• Aim: Count the lines below that contain "father". Give only the number.

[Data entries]
════════════════

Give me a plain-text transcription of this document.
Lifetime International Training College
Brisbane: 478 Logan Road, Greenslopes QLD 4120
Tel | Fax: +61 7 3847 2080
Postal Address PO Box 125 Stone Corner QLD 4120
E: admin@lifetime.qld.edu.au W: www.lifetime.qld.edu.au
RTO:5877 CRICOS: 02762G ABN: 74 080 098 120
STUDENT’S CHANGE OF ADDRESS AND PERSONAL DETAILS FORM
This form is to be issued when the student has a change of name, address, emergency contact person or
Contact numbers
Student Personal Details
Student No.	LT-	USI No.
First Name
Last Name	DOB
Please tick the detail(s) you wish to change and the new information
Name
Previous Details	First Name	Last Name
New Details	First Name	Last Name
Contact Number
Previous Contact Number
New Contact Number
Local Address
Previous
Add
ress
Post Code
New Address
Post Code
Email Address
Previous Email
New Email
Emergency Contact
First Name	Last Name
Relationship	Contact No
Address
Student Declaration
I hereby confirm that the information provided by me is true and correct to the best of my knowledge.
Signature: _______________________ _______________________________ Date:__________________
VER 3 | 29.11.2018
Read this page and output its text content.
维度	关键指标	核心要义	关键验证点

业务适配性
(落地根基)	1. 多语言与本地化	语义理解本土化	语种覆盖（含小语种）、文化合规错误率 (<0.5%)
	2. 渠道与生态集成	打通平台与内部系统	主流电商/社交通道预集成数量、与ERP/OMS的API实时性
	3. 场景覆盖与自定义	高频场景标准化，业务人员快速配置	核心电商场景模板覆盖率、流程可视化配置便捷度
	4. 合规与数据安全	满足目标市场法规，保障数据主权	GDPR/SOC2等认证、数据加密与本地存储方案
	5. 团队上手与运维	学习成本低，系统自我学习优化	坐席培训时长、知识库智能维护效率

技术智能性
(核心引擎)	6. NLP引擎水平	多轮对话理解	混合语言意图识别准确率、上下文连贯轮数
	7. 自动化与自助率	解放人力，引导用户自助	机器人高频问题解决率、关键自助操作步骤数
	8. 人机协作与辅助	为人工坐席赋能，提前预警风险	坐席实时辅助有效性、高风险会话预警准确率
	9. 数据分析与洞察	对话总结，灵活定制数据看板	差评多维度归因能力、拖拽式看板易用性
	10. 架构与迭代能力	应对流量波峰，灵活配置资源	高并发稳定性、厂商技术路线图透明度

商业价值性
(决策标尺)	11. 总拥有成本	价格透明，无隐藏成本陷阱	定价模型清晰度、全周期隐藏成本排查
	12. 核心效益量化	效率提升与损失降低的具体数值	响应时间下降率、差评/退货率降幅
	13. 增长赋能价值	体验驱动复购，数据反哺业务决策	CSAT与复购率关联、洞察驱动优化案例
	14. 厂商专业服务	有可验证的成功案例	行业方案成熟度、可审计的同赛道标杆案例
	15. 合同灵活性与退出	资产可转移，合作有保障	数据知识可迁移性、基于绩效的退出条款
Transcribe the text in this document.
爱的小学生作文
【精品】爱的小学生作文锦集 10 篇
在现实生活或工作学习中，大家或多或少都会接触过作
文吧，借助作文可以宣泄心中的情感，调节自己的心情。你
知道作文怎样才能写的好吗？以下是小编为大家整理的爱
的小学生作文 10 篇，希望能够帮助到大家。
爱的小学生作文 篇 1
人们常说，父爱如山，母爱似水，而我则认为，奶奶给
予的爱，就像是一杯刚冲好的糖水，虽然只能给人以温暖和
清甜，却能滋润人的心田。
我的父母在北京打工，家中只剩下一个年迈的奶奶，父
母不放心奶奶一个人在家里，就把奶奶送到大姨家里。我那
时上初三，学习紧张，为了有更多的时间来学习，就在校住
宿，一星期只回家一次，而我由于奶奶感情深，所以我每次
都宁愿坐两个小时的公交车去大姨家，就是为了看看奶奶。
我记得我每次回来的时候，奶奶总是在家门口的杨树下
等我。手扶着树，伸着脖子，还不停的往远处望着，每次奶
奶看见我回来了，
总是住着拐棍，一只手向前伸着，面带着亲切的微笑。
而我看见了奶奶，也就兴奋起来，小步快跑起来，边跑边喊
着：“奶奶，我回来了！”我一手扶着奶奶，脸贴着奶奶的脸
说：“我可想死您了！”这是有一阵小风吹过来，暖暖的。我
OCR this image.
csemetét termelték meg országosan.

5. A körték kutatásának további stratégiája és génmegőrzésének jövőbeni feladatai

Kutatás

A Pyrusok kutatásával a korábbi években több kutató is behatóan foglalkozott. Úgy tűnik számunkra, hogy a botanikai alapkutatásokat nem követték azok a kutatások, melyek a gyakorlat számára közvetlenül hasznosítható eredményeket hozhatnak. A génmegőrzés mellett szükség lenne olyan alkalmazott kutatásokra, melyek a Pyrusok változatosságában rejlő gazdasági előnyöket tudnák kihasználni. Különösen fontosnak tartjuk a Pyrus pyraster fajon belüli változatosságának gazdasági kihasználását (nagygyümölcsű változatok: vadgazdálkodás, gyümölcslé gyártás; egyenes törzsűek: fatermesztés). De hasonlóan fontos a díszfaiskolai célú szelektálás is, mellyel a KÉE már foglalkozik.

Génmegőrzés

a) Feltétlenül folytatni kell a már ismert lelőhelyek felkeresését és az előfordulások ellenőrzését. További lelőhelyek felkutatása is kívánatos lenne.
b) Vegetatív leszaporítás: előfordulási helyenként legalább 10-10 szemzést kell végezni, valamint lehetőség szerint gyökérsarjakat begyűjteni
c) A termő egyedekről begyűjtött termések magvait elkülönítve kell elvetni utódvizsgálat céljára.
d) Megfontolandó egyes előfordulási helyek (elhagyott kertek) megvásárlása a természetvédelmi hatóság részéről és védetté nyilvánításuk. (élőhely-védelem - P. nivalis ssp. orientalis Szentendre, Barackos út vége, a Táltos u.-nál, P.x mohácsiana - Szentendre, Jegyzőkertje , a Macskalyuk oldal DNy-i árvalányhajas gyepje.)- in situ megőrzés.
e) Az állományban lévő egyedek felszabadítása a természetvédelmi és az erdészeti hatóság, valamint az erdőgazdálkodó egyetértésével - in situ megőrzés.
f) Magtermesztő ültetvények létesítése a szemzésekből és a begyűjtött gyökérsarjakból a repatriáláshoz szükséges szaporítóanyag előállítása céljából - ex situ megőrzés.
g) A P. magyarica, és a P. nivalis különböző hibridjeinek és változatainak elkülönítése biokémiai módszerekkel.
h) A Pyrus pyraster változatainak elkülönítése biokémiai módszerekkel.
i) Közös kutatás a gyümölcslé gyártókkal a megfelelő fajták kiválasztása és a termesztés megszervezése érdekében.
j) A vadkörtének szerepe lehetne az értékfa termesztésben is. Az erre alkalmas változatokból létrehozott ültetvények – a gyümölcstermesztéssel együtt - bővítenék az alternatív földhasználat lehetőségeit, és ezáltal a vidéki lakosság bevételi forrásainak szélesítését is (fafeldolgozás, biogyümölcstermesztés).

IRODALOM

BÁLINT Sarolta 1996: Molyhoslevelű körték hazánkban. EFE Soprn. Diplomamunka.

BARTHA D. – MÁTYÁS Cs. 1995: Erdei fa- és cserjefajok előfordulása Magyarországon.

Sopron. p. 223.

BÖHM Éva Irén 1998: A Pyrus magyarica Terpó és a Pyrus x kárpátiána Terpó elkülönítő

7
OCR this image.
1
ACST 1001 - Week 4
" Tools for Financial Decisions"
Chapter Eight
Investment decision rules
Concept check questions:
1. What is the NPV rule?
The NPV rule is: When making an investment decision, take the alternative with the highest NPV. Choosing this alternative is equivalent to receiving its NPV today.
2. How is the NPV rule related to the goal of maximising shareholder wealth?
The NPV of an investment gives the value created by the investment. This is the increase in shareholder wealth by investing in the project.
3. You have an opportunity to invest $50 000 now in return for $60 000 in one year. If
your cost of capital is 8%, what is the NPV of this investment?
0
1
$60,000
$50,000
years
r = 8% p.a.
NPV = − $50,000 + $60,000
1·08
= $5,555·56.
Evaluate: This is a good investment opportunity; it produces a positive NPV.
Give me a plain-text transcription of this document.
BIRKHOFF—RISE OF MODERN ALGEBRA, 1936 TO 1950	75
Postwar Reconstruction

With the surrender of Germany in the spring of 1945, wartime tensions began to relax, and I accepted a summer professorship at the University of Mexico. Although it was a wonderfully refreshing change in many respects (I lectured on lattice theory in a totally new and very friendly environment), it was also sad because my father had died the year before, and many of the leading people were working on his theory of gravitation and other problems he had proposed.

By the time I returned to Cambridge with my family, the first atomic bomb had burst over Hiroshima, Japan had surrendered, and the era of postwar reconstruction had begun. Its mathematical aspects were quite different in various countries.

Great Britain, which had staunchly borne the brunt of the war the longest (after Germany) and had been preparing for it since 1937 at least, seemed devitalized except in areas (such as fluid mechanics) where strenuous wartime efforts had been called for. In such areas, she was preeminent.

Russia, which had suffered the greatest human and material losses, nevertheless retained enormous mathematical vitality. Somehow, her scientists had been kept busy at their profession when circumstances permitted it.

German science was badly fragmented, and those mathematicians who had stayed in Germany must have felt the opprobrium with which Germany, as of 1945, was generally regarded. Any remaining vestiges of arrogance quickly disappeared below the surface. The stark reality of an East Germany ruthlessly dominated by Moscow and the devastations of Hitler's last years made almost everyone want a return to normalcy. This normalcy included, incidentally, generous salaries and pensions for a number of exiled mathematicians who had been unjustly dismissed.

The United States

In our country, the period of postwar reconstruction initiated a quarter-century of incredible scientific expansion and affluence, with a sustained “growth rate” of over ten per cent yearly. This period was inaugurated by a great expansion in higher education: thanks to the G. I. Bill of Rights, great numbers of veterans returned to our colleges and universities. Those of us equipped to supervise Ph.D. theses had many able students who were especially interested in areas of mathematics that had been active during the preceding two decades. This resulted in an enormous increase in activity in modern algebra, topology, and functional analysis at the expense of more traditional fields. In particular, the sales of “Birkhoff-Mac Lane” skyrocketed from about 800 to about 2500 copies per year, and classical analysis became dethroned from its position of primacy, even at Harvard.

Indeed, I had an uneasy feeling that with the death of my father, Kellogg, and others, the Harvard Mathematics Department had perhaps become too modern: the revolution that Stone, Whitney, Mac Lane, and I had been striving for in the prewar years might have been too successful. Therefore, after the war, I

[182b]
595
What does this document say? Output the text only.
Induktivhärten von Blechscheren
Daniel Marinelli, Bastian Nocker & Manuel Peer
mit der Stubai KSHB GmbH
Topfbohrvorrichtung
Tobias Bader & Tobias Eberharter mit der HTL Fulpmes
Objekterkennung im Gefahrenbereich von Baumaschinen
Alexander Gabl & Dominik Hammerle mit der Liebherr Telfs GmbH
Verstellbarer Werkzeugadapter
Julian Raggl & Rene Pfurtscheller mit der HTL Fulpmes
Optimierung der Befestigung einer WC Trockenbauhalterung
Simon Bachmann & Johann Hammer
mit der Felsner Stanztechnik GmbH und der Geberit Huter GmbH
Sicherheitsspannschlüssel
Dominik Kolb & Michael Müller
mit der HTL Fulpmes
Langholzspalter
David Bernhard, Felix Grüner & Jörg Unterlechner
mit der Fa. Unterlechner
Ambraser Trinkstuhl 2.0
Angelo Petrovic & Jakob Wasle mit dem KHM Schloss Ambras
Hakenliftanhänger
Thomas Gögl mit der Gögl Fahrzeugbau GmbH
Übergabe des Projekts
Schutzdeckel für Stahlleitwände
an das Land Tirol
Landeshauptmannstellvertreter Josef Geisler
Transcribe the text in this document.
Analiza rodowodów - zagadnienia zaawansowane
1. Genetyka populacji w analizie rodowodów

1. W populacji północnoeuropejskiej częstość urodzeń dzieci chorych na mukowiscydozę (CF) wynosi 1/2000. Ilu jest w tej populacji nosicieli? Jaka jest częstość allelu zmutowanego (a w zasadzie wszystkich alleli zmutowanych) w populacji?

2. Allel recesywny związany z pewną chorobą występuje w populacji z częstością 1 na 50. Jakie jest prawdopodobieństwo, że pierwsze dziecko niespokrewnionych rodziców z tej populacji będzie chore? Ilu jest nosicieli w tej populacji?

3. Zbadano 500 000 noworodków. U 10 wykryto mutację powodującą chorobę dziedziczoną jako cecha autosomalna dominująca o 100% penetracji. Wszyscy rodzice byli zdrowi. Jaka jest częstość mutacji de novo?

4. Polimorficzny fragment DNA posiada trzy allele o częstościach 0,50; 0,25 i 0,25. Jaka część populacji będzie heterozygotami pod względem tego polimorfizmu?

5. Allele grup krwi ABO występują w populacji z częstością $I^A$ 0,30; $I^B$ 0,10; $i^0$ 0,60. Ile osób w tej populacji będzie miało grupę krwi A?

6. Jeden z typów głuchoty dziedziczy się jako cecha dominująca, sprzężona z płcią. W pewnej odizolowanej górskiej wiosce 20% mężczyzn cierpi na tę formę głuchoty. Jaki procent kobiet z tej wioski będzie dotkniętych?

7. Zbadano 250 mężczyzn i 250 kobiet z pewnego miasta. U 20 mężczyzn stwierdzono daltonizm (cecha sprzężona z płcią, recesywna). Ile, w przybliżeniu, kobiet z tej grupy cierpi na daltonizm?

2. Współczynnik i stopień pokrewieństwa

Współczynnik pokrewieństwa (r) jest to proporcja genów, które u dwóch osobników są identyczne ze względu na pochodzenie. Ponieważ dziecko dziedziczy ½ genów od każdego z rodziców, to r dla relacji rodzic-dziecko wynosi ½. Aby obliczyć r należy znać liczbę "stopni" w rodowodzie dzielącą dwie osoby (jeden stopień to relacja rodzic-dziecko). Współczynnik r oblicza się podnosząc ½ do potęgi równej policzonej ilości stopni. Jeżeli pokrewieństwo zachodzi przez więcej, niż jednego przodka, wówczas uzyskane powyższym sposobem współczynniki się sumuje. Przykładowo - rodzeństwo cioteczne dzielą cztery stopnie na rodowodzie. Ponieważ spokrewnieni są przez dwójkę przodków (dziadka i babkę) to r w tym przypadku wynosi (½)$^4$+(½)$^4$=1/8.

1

════════════════

• Written answer: 2